__Set problem 1__
Do the following statements agree with the court opinion? For each, answer yes or no and quote the deciding words from the court opinion.
(a) The Commissioner audited the 1917 and 1918 returns in 1921.
(b) The bond that accompanied the claim for credit equaled the amount claimed.
(c) The additional assessments were made on July 13, 1921.
__Set problem 2__
Print everything in the court opinion from "9 F. Supp. 503" down to "and GREEN, Judges.".

__Quoted text__
=======

9 F. Supp. 503 | Ct. Cl. | 1935
BREWERTON et al.
v.
UNITED STATES.
Court of Claims.
*504 *505 F. W. McReynolds, of Washington, D. C., for plaintiffs.
Elizabeth B. Davis, of Washington, D. C., and Frank J. Wideman, Asst. Atty. Gen.
Before BOOTH, Chief Justice, and WHALEY, WILLIAMS, LITTLETON, and GREEN, Judges.
WHALEY, Judge.
This is a suit for the recovery of income and profits taxes for 1918. The present plaintiffs are the receivers for the corporation *506 which succeeded to the interests of the corporation in existence at the time the returns hereinafter referred to were filed, but for convenience and simplicity of discussion the name "plaintiff" will be used indiscriminately as referring to the foregoing parties. In short, the facts may be stated as follows:
Plaintiff duly filed returns for 1917, 1918, 1919, and 1920 and paid the tax shown to be due thereon. In 1921 the Commissioner audited the returns for 1917 and 1918 and found an additional tax for each year. In making such determination, the Commissioner adjusted plaintiff's depreciation deduction for these years. When plaintiff was notified by the collector of the additional assessments, which were made July 13, 1921, plaintiff made payment in cash of the total amount less $934.86 for 1918, for which it filed a claim for credit on account of an alleged overpayment in that amount for 1919. In filing such claim for credit, plaintiff contended that a consistent application of the depreciation basis, as made for 1917 and 1918, to 1919 would result in an overpayment of $934.86 for 1919. The claim for credit was accompanied by a bond in double the amount claimed as a credit. The collector applied the cash received in full satisfaction of the additional tax for 1917 and of all of the additional tax for 1918 except $934.86 for which the claim for credit was filed, thus leaving an outstanding assessment on his books of that amount for 1918. The claim for credit was duly forwarded to the Commissioner of Internal Revenue at Washington for consideration.

=======

__Information supplied__
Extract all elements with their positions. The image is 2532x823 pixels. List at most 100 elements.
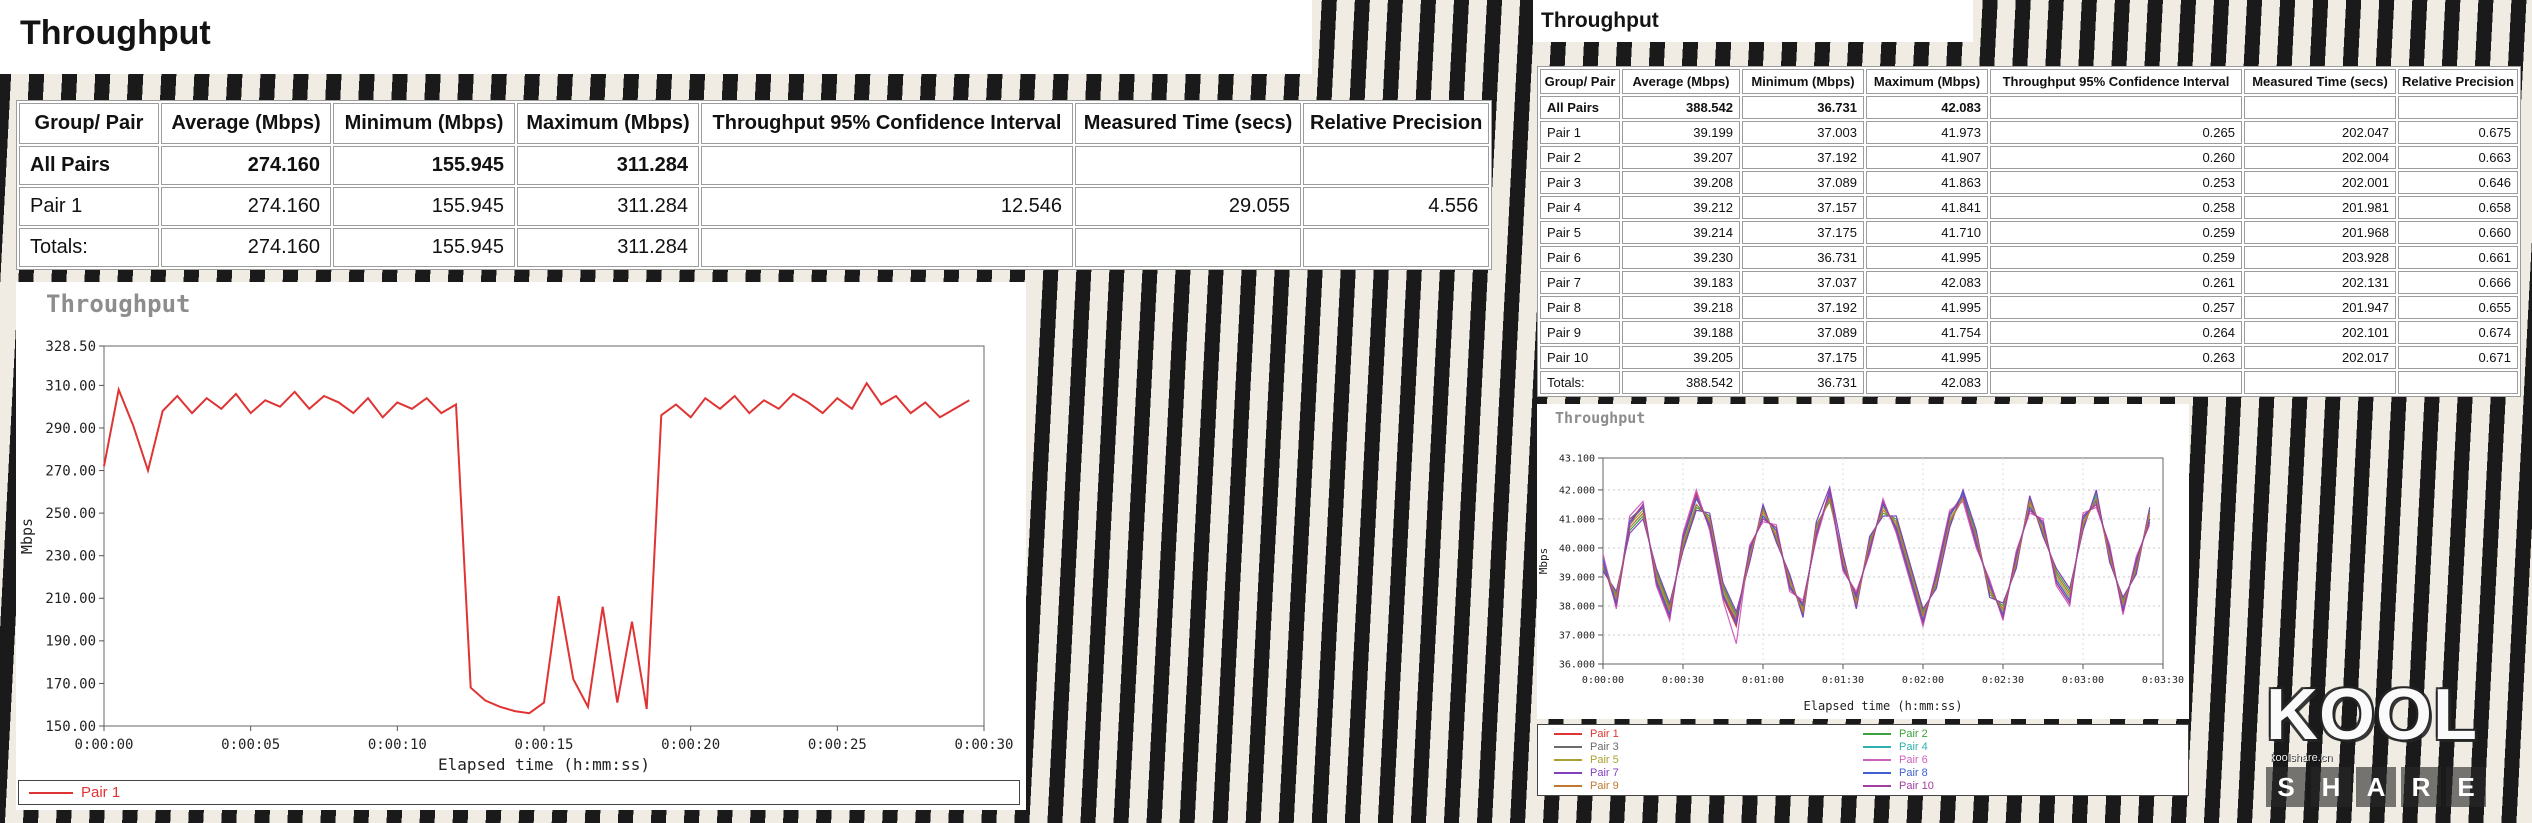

=======

__Right answer 1__
(a) Yes. "In 1921 the Commissioner audited the returns for 1917 and 1918 and found an additional tax for each year."
(b) No. "The claim for credit was accompanied by a bond in double the amount claimed as a credit."
(c) Yes. "which were made July 13, 1921"

__Right answer 2__
9 F. Supp. 503 | Ct. Cl. | 1935
BREWERTON et al.
v.
UNITED STATES.
Court of Claims.
*504 *505 F. W. McReynolds, of Washington, D. C., for plaintiffs.
Elizabeth B. Davis, of Washington, D. C., and Frank J. Wideman, Asst. Atty. Gen.
Before BOOTH, Chief Justice, and WHALEY, WILLIAMS, LITTLETON, and GREEN, Judges.